A block of data:
┄┄┄┄┄┄┄┄┄┄┄┄┄┄┄┄┄┄┄┄
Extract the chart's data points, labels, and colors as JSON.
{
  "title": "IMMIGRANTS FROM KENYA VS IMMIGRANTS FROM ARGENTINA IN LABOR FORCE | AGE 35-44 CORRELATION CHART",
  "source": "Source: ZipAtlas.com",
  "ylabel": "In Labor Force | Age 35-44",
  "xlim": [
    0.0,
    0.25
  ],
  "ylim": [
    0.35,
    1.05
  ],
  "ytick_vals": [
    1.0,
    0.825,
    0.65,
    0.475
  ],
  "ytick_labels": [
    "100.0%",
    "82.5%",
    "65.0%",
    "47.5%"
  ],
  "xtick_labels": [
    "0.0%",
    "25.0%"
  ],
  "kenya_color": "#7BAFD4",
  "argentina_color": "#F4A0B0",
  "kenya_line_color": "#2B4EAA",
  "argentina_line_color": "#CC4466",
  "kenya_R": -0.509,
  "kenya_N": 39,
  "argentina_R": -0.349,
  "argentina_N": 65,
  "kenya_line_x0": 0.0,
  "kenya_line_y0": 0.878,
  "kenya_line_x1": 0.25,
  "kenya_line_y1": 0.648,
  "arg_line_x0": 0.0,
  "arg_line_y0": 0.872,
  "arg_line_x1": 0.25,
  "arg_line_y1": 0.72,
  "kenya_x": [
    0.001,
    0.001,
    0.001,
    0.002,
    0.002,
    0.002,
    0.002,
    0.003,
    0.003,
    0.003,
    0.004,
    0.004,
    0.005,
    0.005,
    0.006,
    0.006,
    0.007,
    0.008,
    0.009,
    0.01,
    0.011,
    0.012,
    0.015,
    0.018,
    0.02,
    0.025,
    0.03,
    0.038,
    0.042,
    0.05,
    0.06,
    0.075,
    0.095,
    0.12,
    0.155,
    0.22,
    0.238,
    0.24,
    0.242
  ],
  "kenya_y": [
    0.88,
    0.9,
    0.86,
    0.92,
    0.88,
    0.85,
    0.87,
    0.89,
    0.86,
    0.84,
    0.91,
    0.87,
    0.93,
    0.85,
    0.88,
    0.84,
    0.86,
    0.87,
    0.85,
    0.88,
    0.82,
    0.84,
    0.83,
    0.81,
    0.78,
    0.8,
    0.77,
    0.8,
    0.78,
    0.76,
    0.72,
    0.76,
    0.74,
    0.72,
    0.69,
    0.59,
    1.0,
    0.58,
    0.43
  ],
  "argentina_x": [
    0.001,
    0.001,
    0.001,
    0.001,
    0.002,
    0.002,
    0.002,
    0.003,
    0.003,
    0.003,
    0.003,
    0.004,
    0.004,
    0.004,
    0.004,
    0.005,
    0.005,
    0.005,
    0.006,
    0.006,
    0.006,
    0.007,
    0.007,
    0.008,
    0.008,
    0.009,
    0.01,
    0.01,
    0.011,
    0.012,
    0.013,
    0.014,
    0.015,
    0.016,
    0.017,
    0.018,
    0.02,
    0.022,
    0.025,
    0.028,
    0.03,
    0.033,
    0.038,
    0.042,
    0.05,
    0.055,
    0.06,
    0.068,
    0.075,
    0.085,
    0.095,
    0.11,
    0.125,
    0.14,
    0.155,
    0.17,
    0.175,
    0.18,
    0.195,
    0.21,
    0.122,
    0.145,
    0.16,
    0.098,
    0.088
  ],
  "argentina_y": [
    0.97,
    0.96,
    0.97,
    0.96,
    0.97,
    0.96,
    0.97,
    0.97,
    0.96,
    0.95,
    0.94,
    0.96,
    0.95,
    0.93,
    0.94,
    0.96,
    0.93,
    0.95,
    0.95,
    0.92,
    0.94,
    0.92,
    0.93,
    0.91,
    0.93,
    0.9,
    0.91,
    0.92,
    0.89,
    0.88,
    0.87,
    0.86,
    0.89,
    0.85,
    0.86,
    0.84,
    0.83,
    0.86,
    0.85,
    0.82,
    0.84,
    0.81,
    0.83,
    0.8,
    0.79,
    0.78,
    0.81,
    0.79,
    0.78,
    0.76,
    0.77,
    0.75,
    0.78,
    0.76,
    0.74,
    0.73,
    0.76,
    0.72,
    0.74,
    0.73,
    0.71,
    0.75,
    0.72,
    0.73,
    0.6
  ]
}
┄┄┄┄┄┄┄┄┄┄┄┄┄┄┄┄┄┄┄┄
→ WHAT IS ASKED
Go through the listing and copy all of it exactly.

→ RESULT
Extract the chart's data points, labels, and colors as JSON.
{
  "title": "IMMIGRANTS FROM KENYA VS IMMIGRANTS FROM ARGENTINA IN LABOR FORCE | AGE 35-44 CORRELATION CHART",
  "source": "Source: ZipAtlas.com",
  "ylabel": "In Labor Force | Age 35-44",
  "xlim": [
    0.0,
    0.25
  ],
  "ylim": [
    0.35,
    1.05
  ],
  "ytick_vals": [
    1.0,
    0.825,
    0.65,
    0.475
  ],
  "ytick_labels": [
    "100.0%",
    "82.5%",
    "65.0%",
    "47.5%"
  ],
  "xtick_labels": [
    "0.0%",
    "25.0%"
  ],
  "kenya_color": "#7BAFD4",
  "argentina_color": "#F4A0B0",
  "kenya_line_color": "#2B4EAA",
  "argentina_line_color": "#CC4466",
  "kenya_R": -0.509,
  "kenya_N": 39,
  "argentina_R": -0.349,
  "argentina_N": 65,
  "kenya_line_x0": 0.0,
  "kenya_line_y0": 0.878,
  "kenya_line_x1": 0.25,
  "kenya_line_y1": 0.648,
  "arg_line_x0": 0.0,
  "arg_line_y0": 0.872,
  "arg_line_x1": 0.25,
  "arg_line_y1": 0.72,
  "kenya_x": [
    0.001,
    0.001,
    0.001,
    0.002,
    0.002,
    0.002,
    0.002,
    0.003,
    0.003,
    0.003,
    0.004,
    0.004,
    0.005,
    0.005,
    0.006,
    0.006,
    0.007,
    0.008,
    0.009,
    0.01,
    0.011,
    0.012,
    0.015,
    0.018,
    0.02,
    0.025,
    0.03,
    0.038,
    0.042,
    0.05,
    0.06,
    0.075,
    0.095,
    0.12,
    0.155,
    0.22,
    0.238,
    0.24,
    0.242
  ],
  "kenya_y": [
    0.88,
    0.9,
    0.86,
    0.92,
    0.88,
    0.85,
    0.87,
    0.89,
    0.86,
    0.84,
    0.91,
    0.87,
    0.93,
    0.85,
    0.88,
    0.84,
    0.86,
    0.87,
    0.85,
    0.88,
    0.82,
    0.84,
    0.83,
    0.81,
    0.78,
    0.8,
    0.77,
    0.8,
    0.78,
    0.76,
    0.72,
    0.76,
    0.74,
    0.72,
    0.69,
    0.59,
    1.0,
    0.58,
    0.43
  ],
  "argentina_x": [
    0.001,
    0.001,
    0.001,
    0.001,
    0.002,
    0.002,
    0.002,
    0.003,
    0.003,
    0.003,
    0.003,
    0.004,
    0.004,
    0.004,
    0.004,
    0.005,
    0.005,
    0.005,
    0.006,
    0.006,
    0.006,
    0.007,
    0.007,
    0.008,
    0.008,
    0.009,
    0.01,
    0.01,
    0.011,
    0.012,
    0.013,
    0.014,
    0.015,
    0.016,
    0.017,
    0.018,
    0.02,
    0.022,
    0.025,
    0.028,
    0.03,
    0.033,
    0.038,
    0.042,
    0.05,
    0.055,
    0.06,
    0.068,
    0.075,
    0.085,
    0.095,
    0.11,
    0.125,
    0.14,
    0.155,
    0.17,
    0.175,
    0.18,
    0.195,
    0.21,
    0.122,
    0.145,
    0.16,
    0.098,
    0.088
  ],
  "argentina_y": [
    0.97,
    0.96,
    0.97,
    0.96,
    0.97,
    0.96,
    0.97,
    0.97,
    0.96,
    0.95,
    0.94,
    0.96,
    0.95,
    0.93,
    0.94,
    0.96,
    0.93,
    0.95,
    0.95,
    0.92,
    0.94,
    0.92,
    0.93,
    0.91,
    0.93,
    0.9,
    0.91,
    0.92,
    0.89,
    0.88,
    0.87,
    0.86,
    0.89,
    0.85,
    0.86,
    0.84,
    0.83,
    0.86,
    0.85,
    0.82,
    0.84,
    0.81,
    0.83,
    0.8,
    0.79,
    0.78,
    0.81,
    0.79,
    0.78,
    0.76,
    0.77,
    0.75,
    0.78,
    0.76,
    0.74,
    0.73,
    0.76,
    0.72,
    0.74,
    0.73,
    0.71,
    0.75,
    0.72,
    0.73,
    0.6
  ]
}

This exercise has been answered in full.